Your task: Only a number is wanted: how many lines in the records below contain "title"?

Task inputs:
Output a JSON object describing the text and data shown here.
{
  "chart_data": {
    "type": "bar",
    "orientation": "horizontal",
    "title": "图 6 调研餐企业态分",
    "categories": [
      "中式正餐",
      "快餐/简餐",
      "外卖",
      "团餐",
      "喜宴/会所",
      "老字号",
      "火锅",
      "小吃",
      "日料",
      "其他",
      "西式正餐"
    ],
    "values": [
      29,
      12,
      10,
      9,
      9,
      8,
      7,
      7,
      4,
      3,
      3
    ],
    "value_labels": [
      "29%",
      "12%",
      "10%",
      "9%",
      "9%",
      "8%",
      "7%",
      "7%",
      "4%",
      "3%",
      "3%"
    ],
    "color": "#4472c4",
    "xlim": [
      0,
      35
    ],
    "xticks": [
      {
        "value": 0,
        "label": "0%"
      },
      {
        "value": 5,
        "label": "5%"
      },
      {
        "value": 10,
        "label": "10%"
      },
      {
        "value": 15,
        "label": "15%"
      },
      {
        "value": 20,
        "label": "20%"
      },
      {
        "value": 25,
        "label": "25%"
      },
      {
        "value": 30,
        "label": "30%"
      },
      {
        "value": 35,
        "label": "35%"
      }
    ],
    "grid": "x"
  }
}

...

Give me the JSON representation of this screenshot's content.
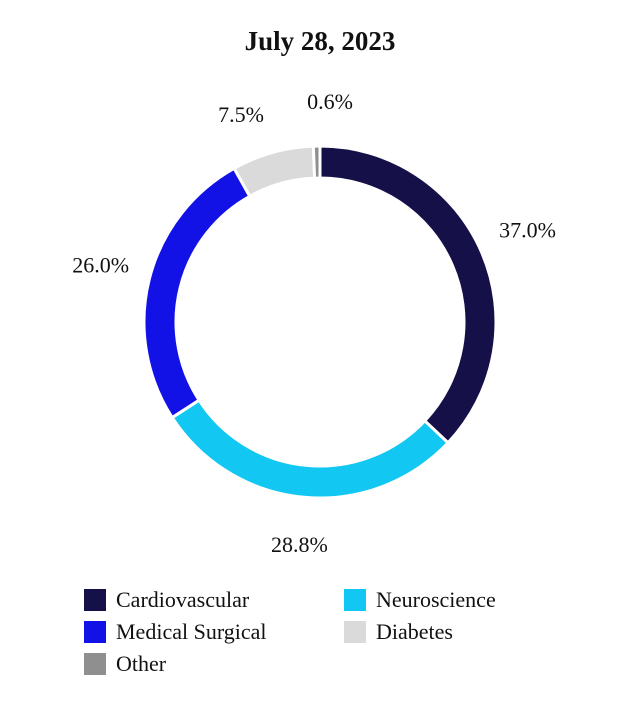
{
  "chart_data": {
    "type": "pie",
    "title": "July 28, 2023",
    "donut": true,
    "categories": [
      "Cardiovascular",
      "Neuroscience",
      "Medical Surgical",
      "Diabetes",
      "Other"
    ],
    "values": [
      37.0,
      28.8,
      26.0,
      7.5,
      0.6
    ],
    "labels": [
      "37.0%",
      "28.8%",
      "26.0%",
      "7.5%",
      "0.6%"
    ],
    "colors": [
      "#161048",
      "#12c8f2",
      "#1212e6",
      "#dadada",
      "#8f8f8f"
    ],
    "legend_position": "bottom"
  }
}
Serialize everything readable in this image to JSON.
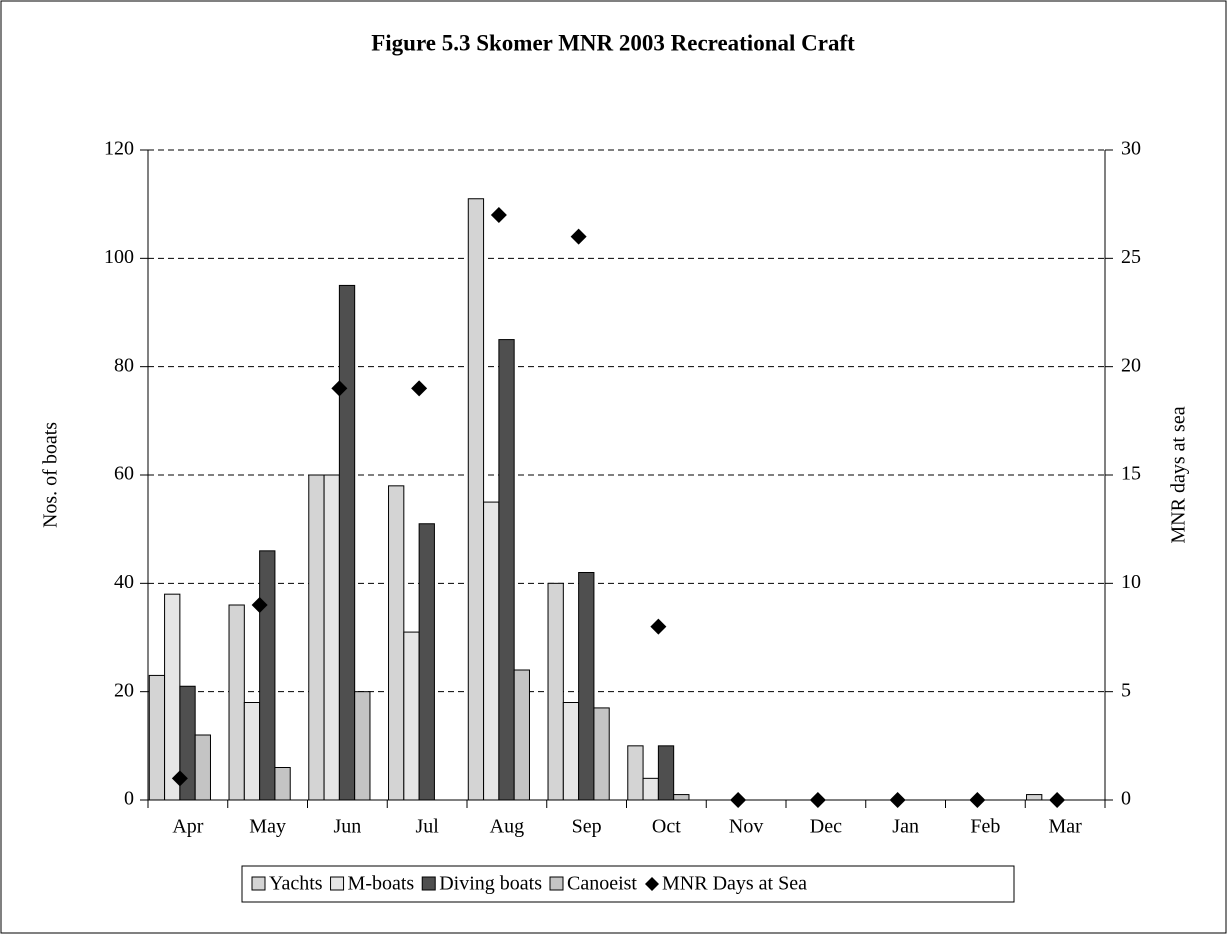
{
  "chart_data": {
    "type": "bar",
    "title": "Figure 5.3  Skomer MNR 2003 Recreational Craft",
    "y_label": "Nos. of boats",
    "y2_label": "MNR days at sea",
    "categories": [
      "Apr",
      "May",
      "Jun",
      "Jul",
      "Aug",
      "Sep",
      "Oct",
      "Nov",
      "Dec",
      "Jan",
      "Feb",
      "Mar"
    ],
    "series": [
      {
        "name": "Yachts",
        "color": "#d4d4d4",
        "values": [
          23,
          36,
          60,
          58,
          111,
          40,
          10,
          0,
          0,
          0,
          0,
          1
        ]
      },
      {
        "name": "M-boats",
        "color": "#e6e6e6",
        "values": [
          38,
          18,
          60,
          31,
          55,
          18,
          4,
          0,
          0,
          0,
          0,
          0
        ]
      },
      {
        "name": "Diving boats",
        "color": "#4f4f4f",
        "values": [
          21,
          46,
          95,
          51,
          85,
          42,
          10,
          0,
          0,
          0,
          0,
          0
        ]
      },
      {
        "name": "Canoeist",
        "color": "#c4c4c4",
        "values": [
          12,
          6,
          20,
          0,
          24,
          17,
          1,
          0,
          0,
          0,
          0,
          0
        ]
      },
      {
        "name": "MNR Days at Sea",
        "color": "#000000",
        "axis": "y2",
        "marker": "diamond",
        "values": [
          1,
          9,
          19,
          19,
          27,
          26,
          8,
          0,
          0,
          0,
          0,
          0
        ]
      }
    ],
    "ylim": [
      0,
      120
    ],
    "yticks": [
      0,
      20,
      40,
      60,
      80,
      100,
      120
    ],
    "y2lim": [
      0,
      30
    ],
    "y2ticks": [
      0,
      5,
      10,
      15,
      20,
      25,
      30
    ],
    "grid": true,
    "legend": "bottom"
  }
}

--

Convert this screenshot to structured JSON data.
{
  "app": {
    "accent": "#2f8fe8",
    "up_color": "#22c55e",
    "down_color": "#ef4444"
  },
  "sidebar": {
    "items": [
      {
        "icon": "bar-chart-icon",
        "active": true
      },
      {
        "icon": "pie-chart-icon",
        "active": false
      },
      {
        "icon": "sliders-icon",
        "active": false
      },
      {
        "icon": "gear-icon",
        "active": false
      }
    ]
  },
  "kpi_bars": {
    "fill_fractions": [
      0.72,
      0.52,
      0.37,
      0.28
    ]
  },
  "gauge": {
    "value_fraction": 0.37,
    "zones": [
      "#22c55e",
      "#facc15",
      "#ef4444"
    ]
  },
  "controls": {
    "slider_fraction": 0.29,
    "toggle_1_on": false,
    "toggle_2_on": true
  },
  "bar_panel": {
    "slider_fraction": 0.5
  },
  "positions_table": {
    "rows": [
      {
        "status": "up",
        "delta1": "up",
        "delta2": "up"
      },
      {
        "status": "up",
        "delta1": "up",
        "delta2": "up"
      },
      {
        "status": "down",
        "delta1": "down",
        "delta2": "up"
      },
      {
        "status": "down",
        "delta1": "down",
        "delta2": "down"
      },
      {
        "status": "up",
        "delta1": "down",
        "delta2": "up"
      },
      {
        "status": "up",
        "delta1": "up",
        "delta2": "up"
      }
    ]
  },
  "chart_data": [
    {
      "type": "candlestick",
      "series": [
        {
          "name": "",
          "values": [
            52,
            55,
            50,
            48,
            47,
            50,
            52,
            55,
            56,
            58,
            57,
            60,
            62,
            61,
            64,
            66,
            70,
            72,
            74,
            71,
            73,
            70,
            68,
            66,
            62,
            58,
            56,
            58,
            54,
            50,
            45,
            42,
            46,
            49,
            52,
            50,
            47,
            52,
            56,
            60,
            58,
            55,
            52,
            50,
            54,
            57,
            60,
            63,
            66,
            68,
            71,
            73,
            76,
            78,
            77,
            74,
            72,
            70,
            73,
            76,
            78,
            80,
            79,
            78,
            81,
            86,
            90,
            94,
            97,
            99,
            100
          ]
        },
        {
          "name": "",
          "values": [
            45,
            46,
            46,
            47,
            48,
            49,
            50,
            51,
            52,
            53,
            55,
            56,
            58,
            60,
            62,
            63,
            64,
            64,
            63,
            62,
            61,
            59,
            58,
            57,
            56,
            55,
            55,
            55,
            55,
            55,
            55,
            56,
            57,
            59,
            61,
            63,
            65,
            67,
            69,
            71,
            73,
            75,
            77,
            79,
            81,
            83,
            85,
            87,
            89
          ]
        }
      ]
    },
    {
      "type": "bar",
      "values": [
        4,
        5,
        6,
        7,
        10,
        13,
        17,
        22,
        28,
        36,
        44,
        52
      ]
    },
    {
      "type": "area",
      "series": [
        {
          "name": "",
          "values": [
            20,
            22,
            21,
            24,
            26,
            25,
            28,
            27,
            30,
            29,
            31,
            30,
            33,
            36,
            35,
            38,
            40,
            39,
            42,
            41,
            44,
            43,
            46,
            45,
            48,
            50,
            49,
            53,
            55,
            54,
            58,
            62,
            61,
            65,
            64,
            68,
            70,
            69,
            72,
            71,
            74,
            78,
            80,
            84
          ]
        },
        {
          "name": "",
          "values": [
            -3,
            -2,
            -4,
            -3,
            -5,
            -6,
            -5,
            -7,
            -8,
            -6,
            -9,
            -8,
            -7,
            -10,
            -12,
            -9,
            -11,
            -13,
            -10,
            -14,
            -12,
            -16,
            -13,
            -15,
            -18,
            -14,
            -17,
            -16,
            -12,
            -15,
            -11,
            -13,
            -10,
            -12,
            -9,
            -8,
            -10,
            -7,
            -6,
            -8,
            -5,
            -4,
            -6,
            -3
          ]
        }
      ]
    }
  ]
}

Worked solution: 3